#### [Task description]
Write out the listing below in full and exactly, leaving out every picture.

(Stored data entries)
** begin **

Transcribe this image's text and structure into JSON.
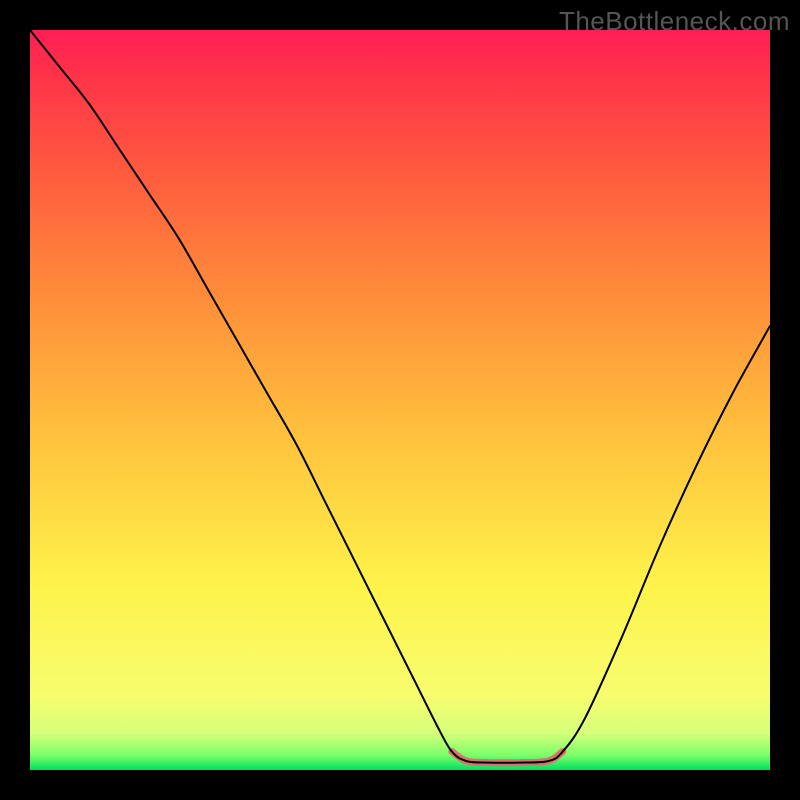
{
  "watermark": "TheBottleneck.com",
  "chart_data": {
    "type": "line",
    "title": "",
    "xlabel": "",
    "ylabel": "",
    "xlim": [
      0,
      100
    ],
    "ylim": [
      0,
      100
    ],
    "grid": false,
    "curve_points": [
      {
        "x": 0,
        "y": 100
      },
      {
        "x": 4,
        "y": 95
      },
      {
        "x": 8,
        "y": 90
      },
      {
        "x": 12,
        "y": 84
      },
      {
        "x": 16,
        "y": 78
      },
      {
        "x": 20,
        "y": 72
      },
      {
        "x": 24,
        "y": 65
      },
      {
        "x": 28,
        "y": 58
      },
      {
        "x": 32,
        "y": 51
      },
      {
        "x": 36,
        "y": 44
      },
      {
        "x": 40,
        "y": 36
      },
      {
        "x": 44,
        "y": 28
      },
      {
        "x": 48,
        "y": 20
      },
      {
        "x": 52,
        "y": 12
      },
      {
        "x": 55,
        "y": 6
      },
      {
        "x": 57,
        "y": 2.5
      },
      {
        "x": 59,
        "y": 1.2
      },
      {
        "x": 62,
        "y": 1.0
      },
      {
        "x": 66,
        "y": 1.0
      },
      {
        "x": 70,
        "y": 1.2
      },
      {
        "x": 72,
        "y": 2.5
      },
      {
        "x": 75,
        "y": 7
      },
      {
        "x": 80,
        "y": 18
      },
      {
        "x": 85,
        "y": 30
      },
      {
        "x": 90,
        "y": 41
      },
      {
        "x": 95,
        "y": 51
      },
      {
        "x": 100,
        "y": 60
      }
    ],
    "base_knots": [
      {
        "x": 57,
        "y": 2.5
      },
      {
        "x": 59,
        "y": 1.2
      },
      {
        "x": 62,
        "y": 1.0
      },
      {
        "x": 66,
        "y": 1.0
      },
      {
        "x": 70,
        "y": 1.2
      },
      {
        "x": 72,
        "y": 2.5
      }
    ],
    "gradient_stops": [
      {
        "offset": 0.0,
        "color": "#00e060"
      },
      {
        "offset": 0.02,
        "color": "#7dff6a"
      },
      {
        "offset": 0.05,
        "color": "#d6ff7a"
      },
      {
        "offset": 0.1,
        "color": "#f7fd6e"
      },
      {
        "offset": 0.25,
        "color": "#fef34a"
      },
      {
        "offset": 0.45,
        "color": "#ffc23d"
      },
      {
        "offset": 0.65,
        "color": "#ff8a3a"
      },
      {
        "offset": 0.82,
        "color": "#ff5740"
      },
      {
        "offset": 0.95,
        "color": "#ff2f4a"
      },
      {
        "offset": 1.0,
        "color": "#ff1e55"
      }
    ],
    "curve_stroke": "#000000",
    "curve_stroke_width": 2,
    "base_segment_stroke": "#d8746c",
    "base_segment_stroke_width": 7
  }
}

** end **

#### [Solved problem]
Transcribe this image's text and structure into JSON.
{
  "watermark": "TheBottleneck.com",
  "chart_data": {
    "type": "line",
    "title": "",
    "xlabel": "",
    "ylabel": "",
    "xlim": [
      0,
      100
    ],
    "ylim": [
      0,
      100
    ],
    "grid": false,
    "curve_points": [
      {
        "x": 0,
        "y": 100
      },
      {
        "x": 4,
        "y": 95
      },
      {
        "x": 8,
        "y": 90
      },
      {
        "x": 12,
        "y": 84
      },
      {
        "x": 16,
        "y": 78
      },
      {
        "x": 20,
        "y": 72
      },
      {
        "x": 24,
        "y": 65
      },
      {
        "x": 28,
        "y": 58
      },
      {
        "x": 32,
        "y": 51
      },
      {
        "x": 36,
        "y": 44
      },
      {
        "x": 40,
        "y": 36
      },
      {
        "x": 44,
        "y": 28
      },
      {
        "x": 48,
        "y": 20
      },
      {
        "x": 52,
        "y": 12
      },
      {
        "x": 55,
        "y": 6
      },
      {
        "x": 57,
        "y": 2.5
      },
      {
        "x": 59,
        "y": 1.2
      },
      {
        "x": 62,
        "y": 1.0
      },
      {
        "x": 66,
        "y": 1.0
      },
      {
        "x": 70,
        "y": 1.2
      },
      {
        "x": 72,
        "y": 2.5
      },
      {
        "x": 75,
        "y": 7
      },
      {
        "x": 80,
        "y": 18
      },
      {
        "x": 85,
        "y": 30
      },
      {
        "x": 90,
        "y": 41
      },
      {
        "x": 95,
        "y": 51
      },
      {
        "x": 100,
        "y": 60
      }
    ],
    "base_knots": [
      {
        "x": 57,
        "y": 2.5
      },
      {
        "x": 59,
        "y": 1.2
      },
      {
        "x": 62,
        "y": 1.0
      },
      {
        "x": 66,
        "y": 1.0
      },
      {
        "x": 70,
        "y": 1.2
      },
      {
        "x": 72,
        "y": 2.5
      }
    ],
    "gradient_stops": [
      {
        "offset": 0.0,
        "color": "#00e060"
      },
      {
        "offset": 0.02,
        "color": "#7dff6a"
      },
      {
        "offset": 0.05,
        "color": "#d6ff7a"
      },
      {
        "offset": 0.1,
        "color": "#f7fd6e"
      },
      {
        "offset": 0.25,
        "color": "#fef34a"
      },
      {
        "offset": 0.45,
        "color": "#ffc23d"
      },
      {
        "offset": 0.65,
        "color": "#ff8a3a"
      },
      {
        "offset": 0.82,
        "color": "#ff5740"
      },
      {
        "offset": 0.95,
        "color": "#ff2f4a"
      },
      {
        "offset": 1.0,
        "color": "#ff1e55"
      }
    ],
    "curve_stroke": "#000000",
    "curve_stroke_width": 2,
    "base_segment_stroke": "#d8746c",
    "base_segment_stroke_width": 7
  }
}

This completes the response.